— Start Provided records —

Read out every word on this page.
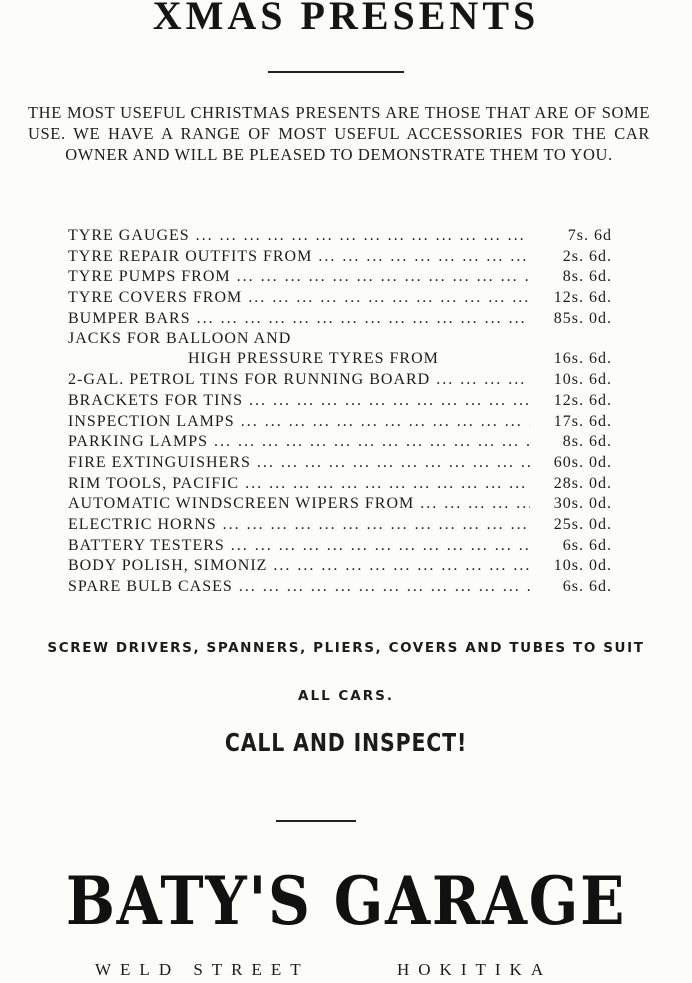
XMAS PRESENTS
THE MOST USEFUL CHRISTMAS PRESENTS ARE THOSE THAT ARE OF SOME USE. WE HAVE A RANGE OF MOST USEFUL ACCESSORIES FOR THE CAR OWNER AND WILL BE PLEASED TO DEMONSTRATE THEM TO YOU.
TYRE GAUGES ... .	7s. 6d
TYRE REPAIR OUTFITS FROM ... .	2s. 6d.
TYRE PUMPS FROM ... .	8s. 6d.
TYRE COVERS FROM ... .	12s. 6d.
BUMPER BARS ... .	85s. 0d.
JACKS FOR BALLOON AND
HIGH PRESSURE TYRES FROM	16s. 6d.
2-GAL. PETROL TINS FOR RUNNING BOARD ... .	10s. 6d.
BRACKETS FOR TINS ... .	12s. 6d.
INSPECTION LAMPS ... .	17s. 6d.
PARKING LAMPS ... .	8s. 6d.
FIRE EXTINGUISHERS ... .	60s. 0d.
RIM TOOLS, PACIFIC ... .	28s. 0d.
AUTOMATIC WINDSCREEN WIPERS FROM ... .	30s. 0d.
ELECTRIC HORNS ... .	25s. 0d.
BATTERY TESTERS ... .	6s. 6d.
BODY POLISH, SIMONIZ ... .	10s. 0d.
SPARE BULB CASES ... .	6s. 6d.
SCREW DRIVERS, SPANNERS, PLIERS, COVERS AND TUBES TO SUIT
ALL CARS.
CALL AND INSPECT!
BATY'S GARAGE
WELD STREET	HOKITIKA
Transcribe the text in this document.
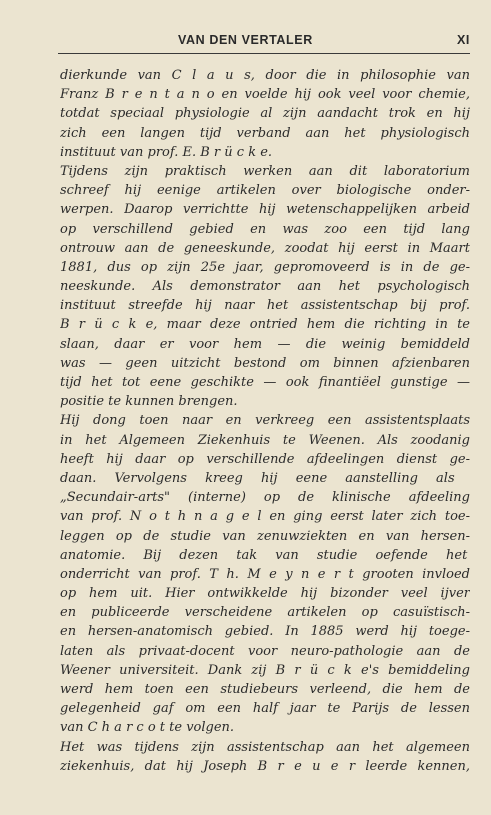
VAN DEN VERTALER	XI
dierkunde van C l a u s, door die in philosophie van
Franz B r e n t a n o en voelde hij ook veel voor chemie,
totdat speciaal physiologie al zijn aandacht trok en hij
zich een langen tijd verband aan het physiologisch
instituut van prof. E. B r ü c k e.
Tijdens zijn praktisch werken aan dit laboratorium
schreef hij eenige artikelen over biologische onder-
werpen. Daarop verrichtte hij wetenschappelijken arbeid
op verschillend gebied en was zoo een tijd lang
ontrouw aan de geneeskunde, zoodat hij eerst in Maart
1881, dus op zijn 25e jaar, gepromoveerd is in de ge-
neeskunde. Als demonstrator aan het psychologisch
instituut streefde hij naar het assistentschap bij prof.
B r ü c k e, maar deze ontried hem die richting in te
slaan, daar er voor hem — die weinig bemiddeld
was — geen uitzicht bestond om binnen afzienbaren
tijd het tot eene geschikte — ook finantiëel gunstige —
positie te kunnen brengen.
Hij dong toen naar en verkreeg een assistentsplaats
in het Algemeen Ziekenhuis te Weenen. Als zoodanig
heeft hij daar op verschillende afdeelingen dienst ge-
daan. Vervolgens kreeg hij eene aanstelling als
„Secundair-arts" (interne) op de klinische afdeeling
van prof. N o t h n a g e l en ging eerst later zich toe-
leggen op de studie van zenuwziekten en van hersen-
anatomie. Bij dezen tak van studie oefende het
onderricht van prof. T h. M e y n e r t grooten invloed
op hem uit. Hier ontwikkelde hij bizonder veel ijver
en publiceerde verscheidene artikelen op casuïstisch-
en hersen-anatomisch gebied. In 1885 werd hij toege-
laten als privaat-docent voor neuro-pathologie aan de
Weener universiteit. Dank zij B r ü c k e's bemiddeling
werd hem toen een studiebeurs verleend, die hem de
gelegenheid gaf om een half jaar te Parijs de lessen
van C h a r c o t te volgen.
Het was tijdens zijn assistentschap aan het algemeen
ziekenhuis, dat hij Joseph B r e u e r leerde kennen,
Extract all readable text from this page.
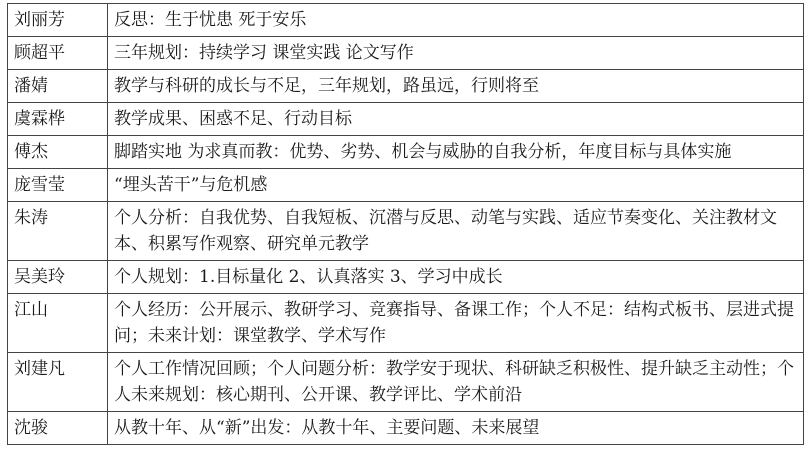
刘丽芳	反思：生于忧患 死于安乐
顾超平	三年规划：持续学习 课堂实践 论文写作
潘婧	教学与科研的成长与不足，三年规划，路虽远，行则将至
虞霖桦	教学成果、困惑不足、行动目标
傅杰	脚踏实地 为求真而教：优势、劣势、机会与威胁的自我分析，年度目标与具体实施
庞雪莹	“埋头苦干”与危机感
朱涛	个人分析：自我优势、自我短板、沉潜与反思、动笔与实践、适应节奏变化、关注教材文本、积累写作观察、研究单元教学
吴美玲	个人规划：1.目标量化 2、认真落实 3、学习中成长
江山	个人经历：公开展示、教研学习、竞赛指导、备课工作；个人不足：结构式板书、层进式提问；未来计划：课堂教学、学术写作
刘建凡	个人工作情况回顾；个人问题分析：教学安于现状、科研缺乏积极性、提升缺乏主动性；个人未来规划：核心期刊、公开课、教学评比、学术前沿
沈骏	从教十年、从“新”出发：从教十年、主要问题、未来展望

— End Provided records —

Work instructions: Quote all the lines above exactly as given. Do not include the pictures.

Answer to this task:
Read out every word on this page.
XMAS PRESENTS
THE MOST USEFUL CHRISTMAS PRESENTS ARE THOSE THAT ARE OF SOME USE. WE HAVE A RANGE OF MOST USEFUL ACCESSORIES FOR THE CAR OWNER AND WILL BE PLEASED TO DEMONSTRATE THEM TO YOU.
TYRE GAUGES ... .	7s. 6d
TYRE REPAIR OUTFITS FROM ... .	2s. 6d.
TYRE PUMPS FROM ... .	8s. 6d.
TYRE COVERS FROM ... .	12s. 6d.
BUMPER BARS ... .	85s. 0d.
JACKS FOR BALLOON AND
HIGH PRESSURE TYRES FROM	16s. 6d.
2-GAL. PETROL TINS FOR RUNNING BOARD ... .	10s. 6d.
BRACKETS FOR TINS ... .	12s. 6d.
INSPECTION LAMPS ... .	17s. 6d.
PARKING LAMPS ... .	8s. 6d.
FIRE EXTINGUISHERS ... .	60s. 0d.
RIM TOOLS, PACIFIC ... .	28s. 0d.
AUTOMATIC WINDSCREEN WIPERS FROM ... .	30s. 0d.
ELECTRIC HORNS ... .	25s. 0d.
BATTERY TESTERS ... .	6s. 6d.
BODY POLISH, SIMONIZ ... .	10s. 0d.
SPARE BULB CASES ... .	6s. 6d.
SCREW DRIVERS, SPANNERS, PLIERS, COVERS AND TUBES TO SUIT
ALL CARS.
CALL AND INSPECT!
BATY'S GARAGE
WELD STREET	HOKITIKA
Transcribe the text in this document.
VAN DEN VERTALER	XI
dierkunde van C l a u s, door die in philosophie van
Franz B r e n t a n o en voelde hij ook veel voor chemie,
totdat speciaal physiologie al zijn aandacht trok en hij
zich een langen tijd verband aan het physiologisch
instituut van prof. E. B r ü c k e.
Tijdens zijn praktisch werken aan dit laboratorium
schreef hij eenige artikelen over biologische onder-
werpen. Daarop verrichtte hij wetenschappelijken arbeid
op verschillend gebied en was zoo een tijd lang
ontrouw aan de geneeskunde, zoodat hij eerst in Maart
1881, dus op zijn 25e jaar, gepromoveerd is in de ge-
neeskunde. Als demonstrator aan het psychologisch
instituut streefde hij naar het assistentschap bij prof.
B r ü c k e, maar deze ontried hem die richting in te
slaan, daar er voor hem — die weinig bemiddeld
was — geen uitzicht bestond om binnen afzienbaren
tijd het tot eene geschikte — ook finantiëel gunstige —
positie te kunnen brengen.
Hij dong toen naar en verkreeg een assistentsplaats
in het Algemeen Ziekenhuis te Weenen. Als zoodanig
heeft hij daar op verschillende afdeelingen dienst ge-
daan. Vervolgens kreeg hij eene aanstelling als
„Secundair-arts" (interne) op de klinische afdeeling
van prof. N o t h n a g e l en ging eerst later zich toe-
leggen op de studie van zenuwziekten en van hersen-
anatomie. Bij dezen tak van studie oefende het
onderricht van prof. T h. M e y n e r t grooten invloed
op hem uit. Hier ontwikkelde hij bizonder veel ijver
en publiceerde verscheidene artikelen op casuïstisch-
en hersen-anatomisch gebied. In 1885 werd hij toege-
laten als privaat-docent voor neuro-pathologie aan de
Weener universiteit. Dank zij B r ü c k e's bemiddeling
werd hem toen een studiebeurs verleend, die hem de
gelegenheid gaf om een half jaar te Parijs de lessen
van C h a r c o t te volgen.
Het was tijdens zijn assistentschap aan het algemeen
ziekenhuis, dat hij Joseph B r e u e r leerde kennen,
Extract all readable text from this page.
刘丽芳	反思：生于忧患 死于安乐
顾超平	三年规划：持续学习 课堂实践 论文写作
潘婧	教学与科研的成长与不足，三年规划，路虽远，行则将至
虞霖桦	教学成果、困惑不足、行动目标
傅杰	脚踏实地 为求真而教：优势、劣势、机会与威胁的自我分析，年度目标与具体实施
庞雪莹	“埋头苦干”与危机感
朱涛	个人分析：自我优势、自我短板、沉潜与反思、动笔与实践、适应节奏变化、关注教材文本、积累写作观察、研究单元教学
吴美玲	个人规划：1.目标量化 2、认真落实 3、学习中成长
江山	个人经历：公开展示、教研学习、竞赛指导、备课工作；个人不足：结构式板书、层进式提问；未来计划：课堂教学、学术写作
刘建凡	个人工作情况回顾；个人问题分析：教学安于现状、科研缺乏积极性、提升缺乏主动性；个人未来规划：核心期刊、公开课、教学评比、学术前沿
沈骏	从教十年、从“新”出发：从教十年、主要问题、未来展望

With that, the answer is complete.